§ **What you will do**
Scan the following material for the string "dites" and copy each line in which it appears.

--------------------------------------------------

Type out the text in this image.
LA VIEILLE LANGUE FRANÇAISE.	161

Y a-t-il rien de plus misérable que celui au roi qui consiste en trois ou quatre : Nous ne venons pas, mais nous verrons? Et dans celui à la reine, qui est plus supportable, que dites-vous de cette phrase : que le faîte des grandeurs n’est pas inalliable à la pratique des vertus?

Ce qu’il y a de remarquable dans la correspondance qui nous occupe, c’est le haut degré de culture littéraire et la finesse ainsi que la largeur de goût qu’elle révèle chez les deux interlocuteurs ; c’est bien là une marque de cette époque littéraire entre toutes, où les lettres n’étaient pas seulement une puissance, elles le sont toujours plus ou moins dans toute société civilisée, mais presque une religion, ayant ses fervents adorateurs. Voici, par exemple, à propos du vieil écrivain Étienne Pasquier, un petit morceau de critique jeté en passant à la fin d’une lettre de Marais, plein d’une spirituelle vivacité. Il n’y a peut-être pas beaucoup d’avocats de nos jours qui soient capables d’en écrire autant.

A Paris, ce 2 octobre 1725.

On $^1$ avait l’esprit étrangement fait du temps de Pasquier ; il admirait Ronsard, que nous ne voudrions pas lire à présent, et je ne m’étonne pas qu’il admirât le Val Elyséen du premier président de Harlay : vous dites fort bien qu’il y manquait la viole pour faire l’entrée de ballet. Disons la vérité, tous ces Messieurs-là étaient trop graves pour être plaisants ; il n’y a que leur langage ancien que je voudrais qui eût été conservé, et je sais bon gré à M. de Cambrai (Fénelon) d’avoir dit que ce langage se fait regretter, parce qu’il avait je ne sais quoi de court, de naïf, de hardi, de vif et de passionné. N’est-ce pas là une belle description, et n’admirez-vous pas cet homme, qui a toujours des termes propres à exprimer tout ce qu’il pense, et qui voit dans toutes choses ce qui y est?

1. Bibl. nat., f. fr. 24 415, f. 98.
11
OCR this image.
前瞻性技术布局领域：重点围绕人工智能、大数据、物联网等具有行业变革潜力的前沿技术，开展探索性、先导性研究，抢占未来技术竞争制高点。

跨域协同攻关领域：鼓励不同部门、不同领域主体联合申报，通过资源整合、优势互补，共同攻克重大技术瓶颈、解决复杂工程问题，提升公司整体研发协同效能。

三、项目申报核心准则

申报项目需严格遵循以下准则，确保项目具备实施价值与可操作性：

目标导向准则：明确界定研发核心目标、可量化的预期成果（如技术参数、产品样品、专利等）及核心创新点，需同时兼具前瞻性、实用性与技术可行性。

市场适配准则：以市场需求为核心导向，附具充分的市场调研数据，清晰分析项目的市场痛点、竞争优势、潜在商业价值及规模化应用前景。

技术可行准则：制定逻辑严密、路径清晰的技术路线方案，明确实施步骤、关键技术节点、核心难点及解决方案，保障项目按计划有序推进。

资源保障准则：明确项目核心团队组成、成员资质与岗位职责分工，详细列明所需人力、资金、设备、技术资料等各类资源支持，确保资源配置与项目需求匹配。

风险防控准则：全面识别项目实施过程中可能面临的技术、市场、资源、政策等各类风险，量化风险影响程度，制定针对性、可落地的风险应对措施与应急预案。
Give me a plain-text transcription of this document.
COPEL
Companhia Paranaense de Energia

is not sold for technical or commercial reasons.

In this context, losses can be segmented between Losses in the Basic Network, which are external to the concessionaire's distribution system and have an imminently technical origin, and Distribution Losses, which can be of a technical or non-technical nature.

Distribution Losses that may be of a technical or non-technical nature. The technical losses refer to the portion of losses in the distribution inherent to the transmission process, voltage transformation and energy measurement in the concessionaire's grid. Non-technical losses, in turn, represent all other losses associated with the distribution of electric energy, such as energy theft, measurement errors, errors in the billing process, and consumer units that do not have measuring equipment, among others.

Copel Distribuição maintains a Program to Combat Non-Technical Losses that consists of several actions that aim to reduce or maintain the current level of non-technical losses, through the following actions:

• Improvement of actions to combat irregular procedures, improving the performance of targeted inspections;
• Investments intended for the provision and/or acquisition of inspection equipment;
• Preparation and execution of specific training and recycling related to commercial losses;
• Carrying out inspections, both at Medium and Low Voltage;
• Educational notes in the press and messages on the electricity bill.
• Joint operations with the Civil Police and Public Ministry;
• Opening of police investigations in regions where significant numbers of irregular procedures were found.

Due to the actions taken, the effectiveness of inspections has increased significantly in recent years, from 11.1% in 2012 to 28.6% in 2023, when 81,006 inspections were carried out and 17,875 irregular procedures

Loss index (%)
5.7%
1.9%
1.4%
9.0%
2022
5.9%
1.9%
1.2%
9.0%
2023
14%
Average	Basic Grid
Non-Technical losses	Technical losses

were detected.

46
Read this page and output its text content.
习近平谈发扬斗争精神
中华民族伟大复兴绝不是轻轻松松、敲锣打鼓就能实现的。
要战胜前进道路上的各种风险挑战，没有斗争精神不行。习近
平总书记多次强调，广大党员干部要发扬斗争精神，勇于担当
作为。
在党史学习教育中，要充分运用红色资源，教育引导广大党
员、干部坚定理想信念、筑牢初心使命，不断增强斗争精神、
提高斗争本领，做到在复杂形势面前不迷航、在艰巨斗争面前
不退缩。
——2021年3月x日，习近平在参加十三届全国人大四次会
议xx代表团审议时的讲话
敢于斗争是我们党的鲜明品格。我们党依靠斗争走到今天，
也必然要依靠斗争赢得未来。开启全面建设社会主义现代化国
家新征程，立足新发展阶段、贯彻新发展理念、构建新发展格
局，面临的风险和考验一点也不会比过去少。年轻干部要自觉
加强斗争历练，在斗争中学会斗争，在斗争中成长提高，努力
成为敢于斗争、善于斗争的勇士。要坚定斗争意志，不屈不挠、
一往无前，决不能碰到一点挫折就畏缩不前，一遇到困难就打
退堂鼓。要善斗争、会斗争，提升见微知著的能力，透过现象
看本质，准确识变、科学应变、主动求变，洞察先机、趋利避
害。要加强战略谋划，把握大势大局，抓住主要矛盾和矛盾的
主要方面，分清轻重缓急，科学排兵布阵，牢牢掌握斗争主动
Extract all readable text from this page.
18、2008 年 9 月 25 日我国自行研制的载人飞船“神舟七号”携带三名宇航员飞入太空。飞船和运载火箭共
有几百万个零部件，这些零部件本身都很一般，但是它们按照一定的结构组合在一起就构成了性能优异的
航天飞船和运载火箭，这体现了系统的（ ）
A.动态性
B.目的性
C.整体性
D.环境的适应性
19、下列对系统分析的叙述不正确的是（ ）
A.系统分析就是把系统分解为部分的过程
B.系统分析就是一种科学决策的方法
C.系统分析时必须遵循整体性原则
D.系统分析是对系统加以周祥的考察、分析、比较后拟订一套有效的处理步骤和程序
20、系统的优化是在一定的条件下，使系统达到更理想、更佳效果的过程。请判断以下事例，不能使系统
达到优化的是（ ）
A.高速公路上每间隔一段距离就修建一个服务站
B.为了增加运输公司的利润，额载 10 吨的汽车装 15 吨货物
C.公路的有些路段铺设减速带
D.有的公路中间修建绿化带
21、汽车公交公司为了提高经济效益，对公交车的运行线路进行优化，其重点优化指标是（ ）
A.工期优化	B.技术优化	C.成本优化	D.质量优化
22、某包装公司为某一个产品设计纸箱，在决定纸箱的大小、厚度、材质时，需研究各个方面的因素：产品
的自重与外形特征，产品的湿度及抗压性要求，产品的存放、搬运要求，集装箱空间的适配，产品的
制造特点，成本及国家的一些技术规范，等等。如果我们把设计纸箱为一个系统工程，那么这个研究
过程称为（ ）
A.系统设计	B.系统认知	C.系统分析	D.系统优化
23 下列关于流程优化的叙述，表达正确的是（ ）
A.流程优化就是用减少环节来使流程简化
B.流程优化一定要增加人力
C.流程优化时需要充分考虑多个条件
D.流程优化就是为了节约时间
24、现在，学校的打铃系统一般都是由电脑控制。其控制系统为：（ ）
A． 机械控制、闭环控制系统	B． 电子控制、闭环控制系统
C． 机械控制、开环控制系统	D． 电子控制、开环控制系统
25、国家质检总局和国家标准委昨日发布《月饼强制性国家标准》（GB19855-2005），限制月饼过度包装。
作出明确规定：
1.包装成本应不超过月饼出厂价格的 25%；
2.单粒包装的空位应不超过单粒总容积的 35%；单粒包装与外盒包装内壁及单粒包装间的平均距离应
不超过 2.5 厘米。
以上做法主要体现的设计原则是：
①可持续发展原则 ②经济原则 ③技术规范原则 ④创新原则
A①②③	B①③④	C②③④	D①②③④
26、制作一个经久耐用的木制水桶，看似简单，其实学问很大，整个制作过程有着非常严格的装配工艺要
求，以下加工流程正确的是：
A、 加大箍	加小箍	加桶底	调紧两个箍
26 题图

--------------------------------------------------

§ **Response to the exercise**
Y a-t-il rien de plus misérable que celui au roi qui consiste en trois ou quatre : Nous ne venons pas, mais nous verrons? Et dans celui à la reine, qui est plus supportable, que dites-vous de cette phrase : que le faîte des grandeurs n’est pas inalliable à la pratique des vertus?
On $^1$ avait l’esprit étrangement fait du temps de Pasquier ; il admirait Ronsard, que nous ne voudrions pas lire à présent, et je ne m’étonne pas qu’il admirât le Val Elyséen du premier président de Harlay : vous dites fort bien qu’il y manquait la viole pour faire l’entrée de ballet. Disons la vérité, tous ces Messieurs-là étaient trop graves pour être plaisants ; il n’y a que leur langage ancien que je voudrais qui eût été conservé, et je sais bon gré à M. de Cambrai (Fénelon) d’avoir dit que ce langage se fait regretter, parce qu’il avait je ne sais quoi de court, de naïf, de hardi, de vif et de passionné. N’est-ce pas là une belle description, et n’admirez-vous pas cet homme, qui a toujours des termes propres à exprimer tout ce qu’il pense, et qui voit dans toutes choses ce qui y est?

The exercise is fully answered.